SET EXERCISE: Write out every line of the material exactly as it appears.

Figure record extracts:

--

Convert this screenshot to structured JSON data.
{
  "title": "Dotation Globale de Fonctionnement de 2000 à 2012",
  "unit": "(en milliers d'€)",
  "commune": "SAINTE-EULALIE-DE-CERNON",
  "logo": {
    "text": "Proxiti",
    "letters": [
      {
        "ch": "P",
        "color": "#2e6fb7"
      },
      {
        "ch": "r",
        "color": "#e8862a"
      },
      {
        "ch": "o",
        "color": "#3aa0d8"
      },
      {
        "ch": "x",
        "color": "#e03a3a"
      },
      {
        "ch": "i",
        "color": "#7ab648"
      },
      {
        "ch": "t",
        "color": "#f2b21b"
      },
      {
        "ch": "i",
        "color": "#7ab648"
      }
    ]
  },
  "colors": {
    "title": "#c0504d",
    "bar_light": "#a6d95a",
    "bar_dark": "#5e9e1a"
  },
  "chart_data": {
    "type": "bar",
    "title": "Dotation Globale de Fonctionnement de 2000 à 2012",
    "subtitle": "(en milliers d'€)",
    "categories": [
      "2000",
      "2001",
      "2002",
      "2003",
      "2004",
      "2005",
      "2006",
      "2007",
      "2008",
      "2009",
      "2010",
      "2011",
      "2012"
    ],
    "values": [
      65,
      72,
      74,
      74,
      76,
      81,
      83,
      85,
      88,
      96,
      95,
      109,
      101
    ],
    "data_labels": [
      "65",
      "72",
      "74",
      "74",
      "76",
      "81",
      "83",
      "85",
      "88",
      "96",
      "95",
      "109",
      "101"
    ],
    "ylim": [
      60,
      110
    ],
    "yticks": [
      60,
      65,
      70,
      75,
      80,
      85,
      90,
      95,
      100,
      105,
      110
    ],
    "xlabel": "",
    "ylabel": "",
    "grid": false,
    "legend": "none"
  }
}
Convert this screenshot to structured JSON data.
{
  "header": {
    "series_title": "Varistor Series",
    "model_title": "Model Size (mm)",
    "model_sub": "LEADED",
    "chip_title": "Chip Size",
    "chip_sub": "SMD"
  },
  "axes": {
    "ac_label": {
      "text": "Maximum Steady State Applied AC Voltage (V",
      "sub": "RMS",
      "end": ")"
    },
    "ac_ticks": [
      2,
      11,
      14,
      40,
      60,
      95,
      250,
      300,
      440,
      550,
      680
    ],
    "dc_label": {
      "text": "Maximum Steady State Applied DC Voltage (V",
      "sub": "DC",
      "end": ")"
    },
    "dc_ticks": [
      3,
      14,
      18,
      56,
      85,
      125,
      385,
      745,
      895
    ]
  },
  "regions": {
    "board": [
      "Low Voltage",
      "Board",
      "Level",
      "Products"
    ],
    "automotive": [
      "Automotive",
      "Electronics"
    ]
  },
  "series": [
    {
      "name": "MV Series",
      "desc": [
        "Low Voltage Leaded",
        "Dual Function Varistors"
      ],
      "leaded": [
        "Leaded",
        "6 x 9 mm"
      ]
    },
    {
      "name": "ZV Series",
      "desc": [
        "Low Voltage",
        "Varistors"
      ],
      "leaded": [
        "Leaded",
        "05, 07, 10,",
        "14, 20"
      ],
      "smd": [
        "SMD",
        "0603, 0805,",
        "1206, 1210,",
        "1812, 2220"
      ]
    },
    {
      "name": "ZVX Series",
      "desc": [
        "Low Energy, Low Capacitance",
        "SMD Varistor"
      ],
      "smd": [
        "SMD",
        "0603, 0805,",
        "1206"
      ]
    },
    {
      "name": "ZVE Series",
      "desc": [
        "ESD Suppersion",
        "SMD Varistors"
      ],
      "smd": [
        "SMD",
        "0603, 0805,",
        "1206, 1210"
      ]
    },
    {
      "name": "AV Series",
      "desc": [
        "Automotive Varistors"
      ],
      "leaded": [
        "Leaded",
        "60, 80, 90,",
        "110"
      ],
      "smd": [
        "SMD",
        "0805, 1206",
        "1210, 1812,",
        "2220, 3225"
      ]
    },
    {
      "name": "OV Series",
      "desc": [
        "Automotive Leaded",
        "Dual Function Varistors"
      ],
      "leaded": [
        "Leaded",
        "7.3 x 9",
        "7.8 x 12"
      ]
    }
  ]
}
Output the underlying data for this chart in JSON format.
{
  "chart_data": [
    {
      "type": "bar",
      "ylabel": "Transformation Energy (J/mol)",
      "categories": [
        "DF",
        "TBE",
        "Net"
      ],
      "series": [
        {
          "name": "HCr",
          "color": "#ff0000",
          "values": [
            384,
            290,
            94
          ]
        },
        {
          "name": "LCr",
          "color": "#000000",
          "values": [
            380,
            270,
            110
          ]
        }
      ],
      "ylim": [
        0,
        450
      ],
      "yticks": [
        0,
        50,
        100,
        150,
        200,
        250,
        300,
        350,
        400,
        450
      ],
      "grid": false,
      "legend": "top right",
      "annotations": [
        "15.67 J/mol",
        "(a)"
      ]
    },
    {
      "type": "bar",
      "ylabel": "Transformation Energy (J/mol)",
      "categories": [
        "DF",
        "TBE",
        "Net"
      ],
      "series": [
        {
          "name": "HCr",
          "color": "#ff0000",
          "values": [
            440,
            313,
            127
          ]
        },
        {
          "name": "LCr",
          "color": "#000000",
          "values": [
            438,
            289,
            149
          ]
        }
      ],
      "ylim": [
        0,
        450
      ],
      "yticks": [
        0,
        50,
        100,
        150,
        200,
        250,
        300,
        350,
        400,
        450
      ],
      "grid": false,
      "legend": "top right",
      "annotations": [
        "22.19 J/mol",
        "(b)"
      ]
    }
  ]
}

--

EXERCISE RESULT:
Convert this screenshot to structured JSON data.
{
  "title": "Dotation Globale de Fonctionnement de 2000 à 2012",
  "unit": "(en milliers d'€)",
  "commune": "SAINTE-EULALIE-DE-CERNON",
  "logo": {
    "text": "Proxiti",
    "letters": [
      {
        "ch": "P",
        "color": "#2e6fb7"
      },
      {
        "ch": "r",
        "color": "#e8862a"
      },
      {
        "ch": "o",
        "color": "#3aa0d8"
      },
      {
        "ch": "x",
        "color": "#e03a3a"
      },
      {
        "ch": "i",
        "color": "#7ab648"
      },
      {
        "ch": "t",
        "color": "#f2b21b"
      },
      {
        "ch": "i",
        "color": "#7ab648"
      }
    ]
  },
  "colors": {
    "title": "#c0504d",
    "bar_light": "#a6d95a",
    "bar_dark": "#5e9e1a"
  },
  "chart_data": {
    "type": "bar",
    "title": "Dotation Globale de Fonctionnement de 2000 à 2012",
    "subtitle": "(en milliers d'€)",
    "categories": [
      "2000",
      "2001",
      "2002",
      "2003",
      "2004",
      "2005",
      "2006",
      "2007",
      "2008",
      "2009",
      "2010",
      "2011",
      "2012"
    ],
    "values": [
      65,
      72,
      74,
      74,
      76,
      81,
      83,
      85,
      88,
      96,
      95,
      109,
      101
    ],
    "data_labels": [
      "65",
      "72",
      "74",
      "74",
      "76",
      "81",
      "83",
      "85",
      "88",
      "96",
      "95",
      "109",
      "101"
    ],
    "ylim": [
      60,
      110
    ],
    "yticks": [
      60,
      65,
      70,
      75,
      80,
      85,
      90,
      95,
      100,
      105,
      110
    ],
    "xlabel": "",
    "ylabel": "",
    "grid": false,
    "legend": "none"
  }
}
Convert this screenshot to structured JSON data.
{
  "header": {
    "series_title": "Varistor Series",
    "model_title": "Model Size (mm)",
    "model_sub": "LEADED",
    "chip_title": "Chip Size",
    "chip_sub": "SMD"
  },
  "axes": {
    "ac_label": {
      "text": "Maximum Steady State Applied AC Voltage (V",
      "sub": "RMS",
      "end": ")"
    },
    "ac_ticks": [
      2,
      11,
      14,
      40,
      60,
      95,
      250,
      300,
      440,
      550,
      680
    ],
    "dc_label": {
      "text": "Maximum Steady State Applied DC Voltage (V",
      "sub": "DC",
      "end": ")"
    },
    "dc_ticks": [
      3,
      14,
      18,
      56,
      85,
      125,
      385,
      745,
      895
    ]
  },
  "regions": {
    "board": [
      "Low Voltage",
      "Board",
      "Level",
      "Products"
    ],
    "automotive": [
      "Automotive",
      "Electronics"
    ]
  },
  "series": [
    {
      "name": "MV Series",
      "desc": [
        "Low Voltage Leaded",
        "Dual Function Varistors"
      ],
      "leaded": [
        "Leaded",
        "6 x 9 mm"
      ]
    },
    {
      "name": "ZV Series",
      "desc": [
        "Low Voltage",
        "Varistors"
      ],
      "leaded": [
        "Leaded",
        "05, 07, 10,",
        "14, 20"
      ],
      "smd": [
        "SMD",
        "0603, 0805,",
        "1206, 1210,",
        "1812, 2220"
      ]
    },
    {
      "name": "ZVX Series",
      "desc": [
        "Low Energy, Low Capacitance",
        "SMD Varistor"
      ],
      "smd": [
        "SMD",
        "0603, 0805,",
        "1206"
      ]
    },
    {
      "name": "ZVE Series",
      "desc": [
        "ESD Suppersion",
        "SMD Varistors"
      ],
      "smd": [
        "SMD",
        "0603, 0805,",
        "1206, 1210"
      ]
    },
    {
      "name": "AV Series",
      "desc": [
        "Automotive Varistors"
      ],
      "leaded": [
        "Leaded",
        "60, 80, 90,",
        "110"
      ],
      "smd": [
        "SMD",
        "0805, 1206",
        "1210, 1812,",
        "2220, 3225"
      ]
    },
    {
      "name": "OV Series",
      "desc": [
        "Automotive Leaded",
        "Dual Function Varistors"
      ],
      "leaded": [
        "Leaded",
        "7.3 x 9",
        "7.8 x 12"
      ]
    }
  ]
}
Output the underlying data for this chart in JSON format.
{
  "chart_data": [
    {
      "type": "bar",
      "ylabel": "Transformation Energy (J/mol)",
      "categories": [
        "DF",
        "TBE",
        "Net"
      ],
      "series": [
        {
          "name": "HCr",
          "color": "#ff0000",
          "values": [
            384,
            290,
            94
          ]
        },
        {
          "name": "LCr",
          "color": "#000000",
          "values": [
            380,
            270,
            110
          ]
        }
      ],
      "ylim": [
        0,
        450
      ],
      "yticks": [
        0,
        50,
        100,
        150,
        200,
        250,
        300,
        350,
        400,
        450
      ],
      "grid": false,
      "legend": "top right",
      "annotations": [
        "15.67 J/mol",
        "(a)"
      ]
    },
    {
      "type": "bar",
      "ylabel": "Transformation Energy (J/mol)",
      "categories": [
        "DF",
        "TBE",
        "Net"
      ],
      "series": [
        {
          "name": "HCr",
          "color": "#ff0000",
          "values": [
            440,
            313,
            127
          ]
        },
        {
          "name": "LCr",
          "color": "#000000",
          "values": [
            438,
            289,
            149
          ]
        }
      ],
      "ylim": [
        0,
        450
      ],
      "yticks": [
        0,
        50,
        100,
        150,
        200,
        250,
        300,
        350,
        400,
        450
      ],
      "grid": false,
      "legend": "top right",
      "annotations": [
        "22.19 J/mol",
        "(b)"
      ]
    }
  ]
}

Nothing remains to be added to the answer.